» **Required action 1**: Quote the Pleasure Island memoir word for word, covering the stretch from "Today, December 9, I" through "share with you.".
» **Required action 2**: Write what comes next in the Pleasure Island memoir, picking up after its last sentence.

» **Source document**:
%%

Bill Scott

Today, December 9, I received a copy of the Wakefield Daily Item dated Nov 27, 2002, indicating that you are searching for old employees of Pleasure Island. I guess that means you are looking for folks like me. I was one of the original employees hired before the park opened 33 years ago. I was there on opening day.

I graduated Wakefield High School in 1957, and I was attending college in Boston, and I worked at Pleasure Island during the very first summer it was opened. Since that time, I've moved 3000 miles away, now residing in the Sacramento, CA area.

There are just a few memories I might share with you.

  • Number 1 memory for me was that I was the "King" of Pleasure Island. Many mornings, the early employees who arrived at 6 a.m. would hold drag races in the vacant parking lot. I used to drive my mother's 1954 Olds, being a car that no other employee could beat. Thus, among the early crew, I was known as the King because of my mother's speedy Olds.
  • Number 2 memory for me was the hugh fires that we would have there in the morning, burning the previous day's trash. I doubt that this would be allowed today, because of all the soot and ash that we created. Although the fires were in an incinerator, we created monstrous amounts of smoke that darkened the sky for an hour or so.

%%

» **Entries shown**:
%%

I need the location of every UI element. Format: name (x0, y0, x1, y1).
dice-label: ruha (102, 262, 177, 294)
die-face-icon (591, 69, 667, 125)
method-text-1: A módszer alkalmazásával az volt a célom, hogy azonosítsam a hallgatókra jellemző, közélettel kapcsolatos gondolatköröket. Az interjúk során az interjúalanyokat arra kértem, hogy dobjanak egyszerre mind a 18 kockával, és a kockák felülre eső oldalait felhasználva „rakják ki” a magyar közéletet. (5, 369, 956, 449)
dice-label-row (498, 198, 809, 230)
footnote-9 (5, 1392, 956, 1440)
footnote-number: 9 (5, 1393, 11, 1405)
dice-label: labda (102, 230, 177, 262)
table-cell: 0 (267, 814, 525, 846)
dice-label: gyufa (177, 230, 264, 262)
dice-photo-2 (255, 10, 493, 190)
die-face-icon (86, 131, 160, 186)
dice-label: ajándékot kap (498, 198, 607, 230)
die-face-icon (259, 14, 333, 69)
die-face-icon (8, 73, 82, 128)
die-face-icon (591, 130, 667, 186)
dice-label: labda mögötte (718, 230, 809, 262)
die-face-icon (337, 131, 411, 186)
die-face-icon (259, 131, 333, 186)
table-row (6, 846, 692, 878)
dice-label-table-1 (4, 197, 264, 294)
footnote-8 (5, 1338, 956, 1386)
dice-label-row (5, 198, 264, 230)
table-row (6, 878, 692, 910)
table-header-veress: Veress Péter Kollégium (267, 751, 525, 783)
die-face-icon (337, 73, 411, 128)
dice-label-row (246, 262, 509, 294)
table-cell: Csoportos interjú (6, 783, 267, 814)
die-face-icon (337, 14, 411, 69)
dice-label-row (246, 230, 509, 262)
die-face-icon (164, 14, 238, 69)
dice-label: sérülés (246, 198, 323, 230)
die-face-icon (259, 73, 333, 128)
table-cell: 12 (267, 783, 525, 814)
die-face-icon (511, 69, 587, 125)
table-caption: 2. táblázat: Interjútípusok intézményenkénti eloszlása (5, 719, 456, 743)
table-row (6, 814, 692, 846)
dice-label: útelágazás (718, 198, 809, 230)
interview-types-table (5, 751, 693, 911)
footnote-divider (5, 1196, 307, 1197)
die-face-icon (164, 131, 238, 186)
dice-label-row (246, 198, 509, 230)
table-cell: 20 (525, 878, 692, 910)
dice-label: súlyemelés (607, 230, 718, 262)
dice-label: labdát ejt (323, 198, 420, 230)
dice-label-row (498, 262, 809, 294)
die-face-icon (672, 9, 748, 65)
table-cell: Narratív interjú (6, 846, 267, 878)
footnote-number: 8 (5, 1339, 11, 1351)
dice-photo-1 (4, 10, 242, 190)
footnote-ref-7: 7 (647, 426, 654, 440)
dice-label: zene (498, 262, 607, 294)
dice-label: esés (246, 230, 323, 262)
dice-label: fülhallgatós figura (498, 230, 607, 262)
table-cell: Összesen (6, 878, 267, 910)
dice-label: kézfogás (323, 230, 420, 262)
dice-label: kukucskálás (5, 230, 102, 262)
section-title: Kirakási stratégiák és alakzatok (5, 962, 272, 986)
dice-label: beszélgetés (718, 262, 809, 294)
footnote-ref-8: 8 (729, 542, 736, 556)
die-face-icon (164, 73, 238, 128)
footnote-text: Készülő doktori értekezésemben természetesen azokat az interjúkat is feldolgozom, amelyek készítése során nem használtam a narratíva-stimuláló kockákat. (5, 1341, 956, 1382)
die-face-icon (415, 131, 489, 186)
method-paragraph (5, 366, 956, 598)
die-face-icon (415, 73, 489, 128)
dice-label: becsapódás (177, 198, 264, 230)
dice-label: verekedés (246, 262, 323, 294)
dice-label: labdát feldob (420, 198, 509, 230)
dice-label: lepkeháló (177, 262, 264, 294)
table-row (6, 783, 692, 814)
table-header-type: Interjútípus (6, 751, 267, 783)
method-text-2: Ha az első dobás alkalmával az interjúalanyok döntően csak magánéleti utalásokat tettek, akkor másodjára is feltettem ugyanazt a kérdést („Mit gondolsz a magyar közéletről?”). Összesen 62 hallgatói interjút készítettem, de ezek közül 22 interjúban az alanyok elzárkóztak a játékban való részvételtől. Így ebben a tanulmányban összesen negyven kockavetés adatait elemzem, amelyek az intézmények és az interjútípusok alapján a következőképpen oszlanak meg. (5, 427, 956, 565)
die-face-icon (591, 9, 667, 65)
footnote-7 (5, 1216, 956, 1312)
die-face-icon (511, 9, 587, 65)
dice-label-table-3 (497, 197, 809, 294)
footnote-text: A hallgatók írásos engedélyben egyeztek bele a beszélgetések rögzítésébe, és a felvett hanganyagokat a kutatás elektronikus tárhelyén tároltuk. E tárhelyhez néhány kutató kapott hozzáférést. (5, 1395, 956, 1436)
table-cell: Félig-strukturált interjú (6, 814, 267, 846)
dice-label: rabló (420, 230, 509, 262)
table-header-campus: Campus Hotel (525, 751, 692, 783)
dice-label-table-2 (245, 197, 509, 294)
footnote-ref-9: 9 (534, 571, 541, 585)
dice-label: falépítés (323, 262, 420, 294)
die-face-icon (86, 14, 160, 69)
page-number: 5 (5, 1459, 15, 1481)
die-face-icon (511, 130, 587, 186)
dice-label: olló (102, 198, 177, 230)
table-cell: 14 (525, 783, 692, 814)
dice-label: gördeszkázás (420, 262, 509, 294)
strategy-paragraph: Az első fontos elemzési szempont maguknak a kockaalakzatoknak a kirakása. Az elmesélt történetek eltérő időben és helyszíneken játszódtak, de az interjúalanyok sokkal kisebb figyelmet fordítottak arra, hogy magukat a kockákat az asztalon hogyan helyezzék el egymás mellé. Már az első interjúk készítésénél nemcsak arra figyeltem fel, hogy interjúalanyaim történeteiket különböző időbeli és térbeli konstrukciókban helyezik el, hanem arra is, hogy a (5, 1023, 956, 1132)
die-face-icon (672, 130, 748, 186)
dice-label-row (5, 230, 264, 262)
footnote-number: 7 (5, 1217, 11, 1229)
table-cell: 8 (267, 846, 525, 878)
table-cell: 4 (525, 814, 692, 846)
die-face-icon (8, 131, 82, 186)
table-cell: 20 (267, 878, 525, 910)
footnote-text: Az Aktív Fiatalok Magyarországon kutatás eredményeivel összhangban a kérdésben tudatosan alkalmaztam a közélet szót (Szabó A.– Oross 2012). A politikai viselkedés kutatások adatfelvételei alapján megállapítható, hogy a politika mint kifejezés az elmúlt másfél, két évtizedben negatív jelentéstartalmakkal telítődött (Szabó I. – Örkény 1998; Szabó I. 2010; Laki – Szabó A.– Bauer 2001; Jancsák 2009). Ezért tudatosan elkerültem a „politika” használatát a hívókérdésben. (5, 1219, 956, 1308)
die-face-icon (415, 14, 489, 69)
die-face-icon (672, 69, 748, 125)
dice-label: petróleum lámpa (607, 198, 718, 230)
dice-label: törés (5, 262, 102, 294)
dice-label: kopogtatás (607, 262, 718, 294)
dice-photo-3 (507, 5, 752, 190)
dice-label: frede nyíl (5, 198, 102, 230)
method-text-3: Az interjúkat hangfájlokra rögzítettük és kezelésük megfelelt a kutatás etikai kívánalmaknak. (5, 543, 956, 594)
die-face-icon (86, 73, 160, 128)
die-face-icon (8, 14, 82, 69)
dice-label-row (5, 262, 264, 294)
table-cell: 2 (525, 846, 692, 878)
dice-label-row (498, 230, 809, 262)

%%

» **Expected output 1**:
Today, December 9, I received a copy of the Wakefield Daily Item dated Nov 27, 2002, indicating that you are searching for old employees of Pleasure Island. I guess that means you are looking for folks like me. I was one of the original employees hired before the park opened 33 years ago. I was there on opening day.

I graduated Wakefield High School in 1957, and I was attending college in Boston, and I worked at Pleasure Island during the very first summer it was opened. Since that time, I've moved 3000 miles away, now residing in the Sacramento, CA area.

There are just a few memories I might share with you.

» **Expected output 2**:
  • Number 3 memory would be about our boss during the 2nd half of the summer, a man known to the employees as Oab, which stood for One Armed Bandit. Oab was a terrible boss, hired only because of his disability, that being that he had only one arm. He was universally disliked by everyone who knew him. I recall one time very well when I was on a step ladder in the saloon doing some cleaning when I accidentally put my head in the way of the electric ceiling fan. The fan hit my head, knocked me off the ladder onto the floor. Oab was watching the whole thing, and promptly instructed me to resume my cleaning. There was not a single thought of any potential injury that I might have suffered either as a result of: (1) being hit on the head with the fan, or (2) falling off the ladder onto the floor.
  • Number 4 memory was that of sweeping up money. As a member of the ground crew, after the park had opened, we changed into uniforms, and went around the park with a long-handled broom and long-handled dust pan. During those times when there were lots of visitors, I kept a REAL sharp eye to the ground, because there was many a dollar bill that fell out of people's pockets, just waiting to be swept into my dust pan. In all honesty, I'd look to see if I could find who had lost the money, but the people were usually so focused on the attractions that they almost never had any awareness of any lost money. Thus, the money was usually lost in the crowd, but found in my little sweeper.

You can call me if you think I have any valid information that might help you.